_EXERCISE AIM_: Write each line out exactly, leaving none out.

## Start SUPPLIED DATA

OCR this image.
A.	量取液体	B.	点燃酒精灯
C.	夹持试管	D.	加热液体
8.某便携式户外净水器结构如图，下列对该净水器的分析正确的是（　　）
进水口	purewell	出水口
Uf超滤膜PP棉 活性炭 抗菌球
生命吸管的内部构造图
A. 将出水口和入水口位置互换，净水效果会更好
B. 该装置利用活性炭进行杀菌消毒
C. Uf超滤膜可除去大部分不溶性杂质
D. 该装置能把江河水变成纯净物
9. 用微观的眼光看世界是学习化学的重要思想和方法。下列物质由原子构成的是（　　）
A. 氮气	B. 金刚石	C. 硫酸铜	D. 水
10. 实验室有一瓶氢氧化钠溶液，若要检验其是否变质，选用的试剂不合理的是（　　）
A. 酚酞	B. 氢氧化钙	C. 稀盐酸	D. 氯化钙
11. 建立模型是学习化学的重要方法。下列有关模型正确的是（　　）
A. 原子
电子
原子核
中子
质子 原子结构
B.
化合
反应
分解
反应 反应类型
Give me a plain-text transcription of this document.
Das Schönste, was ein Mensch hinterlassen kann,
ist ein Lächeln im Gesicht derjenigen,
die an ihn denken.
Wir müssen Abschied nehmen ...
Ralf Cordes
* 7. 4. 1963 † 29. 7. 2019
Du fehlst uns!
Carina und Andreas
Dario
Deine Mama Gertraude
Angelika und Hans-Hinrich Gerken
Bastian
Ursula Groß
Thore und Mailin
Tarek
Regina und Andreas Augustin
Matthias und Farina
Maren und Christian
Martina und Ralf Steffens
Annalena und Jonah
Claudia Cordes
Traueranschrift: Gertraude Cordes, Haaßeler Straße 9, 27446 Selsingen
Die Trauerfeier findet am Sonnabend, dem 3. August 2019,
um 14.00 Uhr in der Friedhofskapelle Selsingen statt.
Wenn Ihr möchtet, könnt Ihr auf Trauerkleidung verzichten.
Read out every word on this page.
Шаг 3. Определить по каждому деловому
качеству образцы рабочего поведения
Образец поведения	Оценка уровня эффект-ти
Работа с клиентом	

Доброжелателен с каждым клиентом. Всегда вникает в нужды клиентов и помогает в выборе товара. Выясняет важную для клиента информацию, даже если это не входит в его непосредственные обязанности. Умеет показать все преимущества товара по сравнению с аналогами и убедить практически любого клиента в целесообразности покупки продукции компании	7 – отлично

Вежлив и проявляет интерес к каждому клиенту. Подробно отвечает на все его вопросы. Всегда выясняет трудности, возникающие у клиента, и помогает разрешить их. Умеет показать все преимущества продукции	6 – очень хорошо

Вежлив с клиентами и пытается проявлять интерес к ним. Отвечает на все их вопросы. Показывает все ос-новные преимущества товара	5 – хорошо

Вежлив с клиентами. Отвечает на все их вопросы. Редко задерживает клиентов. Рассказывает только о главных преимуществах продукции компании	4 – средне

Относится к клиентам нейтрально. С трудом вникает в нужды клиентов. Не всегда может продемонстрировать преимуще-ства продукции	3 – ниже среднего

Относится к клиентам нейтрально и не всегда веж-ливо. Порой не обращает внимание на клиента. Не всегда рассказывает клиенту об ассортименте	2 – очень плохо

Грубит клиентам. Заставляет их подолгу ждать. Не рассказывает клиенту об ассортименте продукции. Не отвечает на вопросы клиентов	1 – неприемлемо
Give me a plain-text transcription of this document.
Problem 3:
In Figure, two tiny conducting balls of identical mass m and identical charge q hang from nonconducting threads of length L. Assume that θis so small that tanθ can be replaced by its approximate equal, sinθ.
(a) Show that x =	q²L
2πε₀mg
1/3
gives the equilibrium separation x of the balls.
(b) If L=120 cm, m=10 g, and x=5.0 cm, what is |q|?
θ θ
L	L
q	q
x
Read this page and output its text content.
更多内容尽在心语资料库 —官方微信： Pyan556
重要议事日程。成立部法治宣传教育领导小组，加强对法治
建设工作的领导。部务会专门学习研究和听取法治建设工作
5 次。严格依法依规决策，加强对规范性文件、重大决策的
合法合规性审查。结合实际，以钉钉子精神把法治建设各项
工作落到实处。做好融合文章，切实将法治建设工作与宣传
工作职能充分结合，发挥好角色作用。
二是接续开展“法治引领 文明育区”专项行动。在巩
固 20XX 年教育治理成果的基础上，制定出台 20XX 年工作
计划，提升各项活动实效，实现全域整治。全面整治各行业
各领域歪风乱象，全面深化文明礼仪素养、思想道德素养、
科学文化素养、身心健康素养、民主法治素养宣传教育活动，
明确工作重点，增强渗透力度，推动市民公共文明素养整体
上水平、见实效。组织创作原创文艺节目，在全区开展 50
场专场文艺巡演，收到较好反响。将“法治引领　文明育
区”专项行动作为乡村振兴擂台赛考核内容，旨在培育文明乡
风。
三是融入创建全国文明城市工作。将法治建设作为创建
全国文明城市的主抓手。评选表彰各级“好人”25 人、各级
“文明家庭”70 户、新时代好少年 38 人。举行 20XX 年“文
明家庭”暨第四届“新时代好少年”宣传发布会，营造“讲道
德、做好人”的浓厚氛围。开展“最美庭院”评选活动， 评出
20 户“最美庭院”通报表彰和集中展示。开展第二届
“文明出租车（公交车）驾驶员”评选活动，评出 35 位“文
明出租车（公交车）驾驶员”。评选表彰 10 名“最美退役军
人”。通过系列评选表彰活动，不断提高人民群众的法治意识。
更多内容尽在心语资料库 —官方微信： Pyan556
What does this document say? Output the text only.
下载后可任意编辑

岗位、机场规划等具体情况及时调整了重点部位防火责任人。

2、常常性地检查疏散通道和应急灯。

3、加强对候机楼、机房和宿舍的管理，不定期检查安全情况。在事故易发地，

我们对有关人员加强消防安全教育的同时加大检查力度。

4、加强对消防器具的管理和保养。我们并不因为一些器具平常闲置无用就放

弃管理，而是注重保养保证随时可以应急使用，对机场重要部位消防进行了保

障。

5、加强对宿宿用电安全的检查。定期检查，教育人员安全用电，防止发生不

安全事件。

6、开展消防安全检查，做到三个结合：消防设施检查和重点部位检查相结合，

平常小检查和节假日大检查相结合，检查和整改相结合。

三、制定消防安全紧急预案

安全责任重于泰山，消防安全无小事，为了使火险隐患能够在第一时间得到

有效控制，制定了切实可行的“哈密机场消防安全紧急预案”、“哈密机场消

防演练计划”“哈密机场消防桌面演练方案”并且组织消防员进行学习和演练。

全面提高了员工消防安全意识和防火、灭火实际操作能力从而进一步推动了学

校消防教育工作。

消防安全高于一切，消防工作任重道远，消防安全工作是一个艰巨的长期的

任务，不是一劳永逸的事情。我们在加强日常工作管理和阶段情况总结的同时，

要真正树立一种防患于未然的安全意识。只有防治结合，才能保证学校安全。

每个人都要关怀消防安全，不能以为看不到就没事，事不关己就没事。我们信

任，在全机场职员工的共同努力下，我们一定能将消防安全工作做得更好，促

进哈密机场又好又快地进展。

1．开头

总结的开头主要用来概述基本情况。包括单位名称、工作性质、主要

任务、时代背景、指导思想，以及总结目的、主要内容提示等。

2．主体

## End SUPPLIED DATA

_TASK RESPONSE_:
OCR this image.
A.	量取液体	B.	点燃酒精灯
C.	夹持试管	D.	加热液体
8.某便携式户外净水器结构如图，下列对该净水器的分析正确的是（　　）
进水口	purewell	出水口
Uf超滤膜PP棉 活性炭 抗菌球
生命吸管的内部构造图
A. 将出水口和入水口位置互换，净水效果会更好
B. 该装置利用活性炭进行杀菌消毒
C. Uf超滤膜可除去大部分不溶性杂质
D. 该装置能把江河水变成纯净物
9. 用微观的眼光看世界是学习化学的重要思想和方法。下列物质由原子构成的是（　　）
A. 氮气	B. 金刚石	C. 硫酸铜	D. 水
10. 实验室有一瓶氢氧化钠溶液，若要检验其是否变质，选用的试剂不合理的是（　　）
A. 酚酞	B. 氢氧化钙	C. 稀盐酸	D. 氯化钙
11. 建立模型是学习化学的重要方法。下列有关模型正确的是（　　）
A. 原子
电子
原子核
中子
质子 原子结构
B.
化合
反应
分解
反应 反应类型
Give me a plain-text transcription of this document.
Das Schönste, was ein Mensch hinterlassen kann,
ist ein Lächeln im Gesicht derjenigen,
die an ihn denken.
Wir müssen Abschied nehmen ...
Ralf Cordes
* 7. 4. 1963 † 29. 7. 2019
Du fehlst uns!
Carina und Andreas
Dario
Deine Mama Gertraude
Angelika und Hans-Hinrich Gerken
Bastian
Ursula Groß
Thore und Mailin
Tarek
Regina und Andreas Augustin
Matthias und Farina
Maren und Christian
Martina und Ralf Steffens
Annalena und Jonah
Claudia Cordes
Traueranschrift: Gertraude Cordes, Haaßeler Straße 9, 27446 Selsingen
Die Trauerfeier findet am Sonnabend, dem 3. August 2019,
um 14.00 Uhr in der Friedhofskapelle Selsingen statt.
Wenn Ihr möchtet, könnt Ihr auf Trauerkleidung verzichten.
Read out every word on this page.
Шаг 3. Определить по каждому деловому
качеству образцы рабочего поведения
Образец поведения	Оценка уровня эффект-ти
Работа с клиентом	

Доброжелателен с каждым клиентом. Всегда вникает в нужды клиентов и помогает в выборе товара. Выясняет важную для клиента информацию, даже если это не входит в его непосредственные обязанности. Умеет показать все преимущества товара по сравнению с аналогами и убедить практически любого клиента в целесообразности покупки продукции компании	7 – отлично

Вежлив и проявляет интерес к каждому клиенту. Подробно отвечает на все его вопросы. Всегда выясняет трудности, возникающие у клиента, и помогает разрешить их. Умеет показать все преимущества продукции	6 – очень хорошо

Вежлив с клиентами и пытается проявлять интерес к ним. Отвечает на все их вопросы. Показывает все ос-новные преимущества товара	5 – хорошо

Вежлив с клиентами. Отвечает на все их вопросы. Редко задерживает клиентов. Рассказывает только о главных преимуществах продукции компании	4 – средне

Относится к клиентам нейтрально. С трудом вникает в нужды клиентов. Не всегда может продемонстрировать преимуще-ства продукции	3 – ниже среднего

Относится к клиентам нейтрально и не всегда веж-ливо. Порой не обращает внимание на клиента. Не всегда рассказывает клиенту об ассортименте	2 – очень плохо

Грубит клиентам. Заставляет их подолгу ждать. Не рассказывает клиенту об ассортименте продукции. Не отвечает на вопросы клиентов	1 – неприемлемо
Give me a plain-text transcription of this document.
Problem 3:
In Figure, two tiny conducting balls of identical mass m and identical charge q hang from nonconducting threads of length L. Assume that θis so small that tanθ can be replaced by its approximate equal, sinθ.
(a) Show that x =	q²L
2πε₀mg
1/3
gives the equilibrium separation x of the balls.
(b) If L=120 cm, m=10 g, and x=5.0 cm, what is |q|?
θ θ
L	L
q	q
x
Read this page and output its text content.
更多内容尽在心语资料库 —官方微信： Pyan556
重要议事日程。成立部法治宣传教育领导小组，加强对法治
建设工作的领导。部务会专门学习研究和听取法治建设工作
5 次。严格依法依规决策，加强对规范性文件、重大决策的
合法合规性审查。结合实际，以钉钉子精神把法治建设各项
工作落到实处。做好融合文章，切实将法治建设工作与宣传
工作职能充分结合，发挥好角色作用。
二是接续开展“法治引领 文明育区”专项行动。在巩
固 20XX 年教育治理成果的基础上，制定出台 20XX 年工作
计划，提升各项活动实效，实现全域整治。全面整治各行业
各领域歪风乱象，全面深化文明礼仪素养、思想道德素养、
科学文化素养、身心健康素养、民主法治素养宣传教育活动，
明确工作重点，增强渗透力度，推动市民公共文明素养整体
上水平、见实效。组织创作原创文艺节目，在全区开展 50
场专场文艺巡演，收到较好反响。将“法治引领　文明育
区”专项行动作为乡村振兴擂台赛考核内容，旨在培育文明乡
风。
三是融入创建全国文明城市工作。将法治建设作为创建
全国文明城市的主抓手。评选表彰各级“好人”25 人、各级
“文明家庭”70 户、新时代好少年 38 人。举行 20XX 年“文
明家庭”暨第四届“新时代好少年”宣传发布会，营造“讲道
德、做好人”的浓厚氛围。开展“最美庭院”评选活动， 评出
20 户“最美庭院”通报表彰和集中展示。开展第二届
“文明出租车（公交车）驾驶员”评选活动，评出 35 位“文
明出租车（公交车）驾驶员”。评选表彰 10 名“最美退役军
人”。通过系列评选表彰活动，不断提高人民群众的法治意识。
更多内容尽在心语资料库 —官方微信： Pyan556
What does this document say? Output the text only.
下载后可任意编辑

岗位、机场规划等具体情况及时调整了重点部位防火责任人。

2、常常性地检查疏散通道和应急灯。

3、加强对候机楼、机房和宿舍的管理，不定期检查安全情况。在事故易发地，

我们对有关人员加强消防安全教育的同时加大检查力度。

4、加强对消防器具的管理和保养。我们并不因为一些器具平常闲置无用就放

弃管理，而是注重保养保证随时可以应急使用，对机场重要部位消防进行了保

障。

5、加强对宿宿用电安全的检查。定期检查，教育人员安全用电，防止发生不

安全事件。

6、开展消防安全检查，做到三个结合：消防设施检查和重点部位检查相结合，

平常小检查和节假日大检查相结合，检查和整改相结合。

三、制定消防安全紧急预案

安全责任重于泰山，消防安全无小事，为了使火险隐患能够在第一时间得到

有效控制，制定了切实可行的“哈密机场消防安全紧急预案”、“哈密机场消

防演练计划”“哈密机场消防桌面演练方案”并且组织消防员进行学习和演练。

全面提高了员工消防安全意识和防火、灭火实际操作能力从而进一步推动了学

校消防教育工作。

消防安全高于一切，消防工作任重道远，消防安全工作是一个艰巨的长期的

任务，不是一劳永逸的事情。我们在加强日常工作管理和阶段情况总结的同时，

要真正树立一种防患于未然的安全意识。只有防治结合，才能保证学校安全。

每个人都要关怀消防安全，不能以为看不到就没事，事不关己就没事。我们信

任，在全机场职员工的共同努力下，我们一定能将消防安全工作做得更好，促

进哈密机场又好又快地进展。

1．开头

总结的开头主要用来概述基本情况。包括单位名称、工作性质、主要

任务、时代背景、指导思想，以及总结目的、主要内容提示等。

2．主体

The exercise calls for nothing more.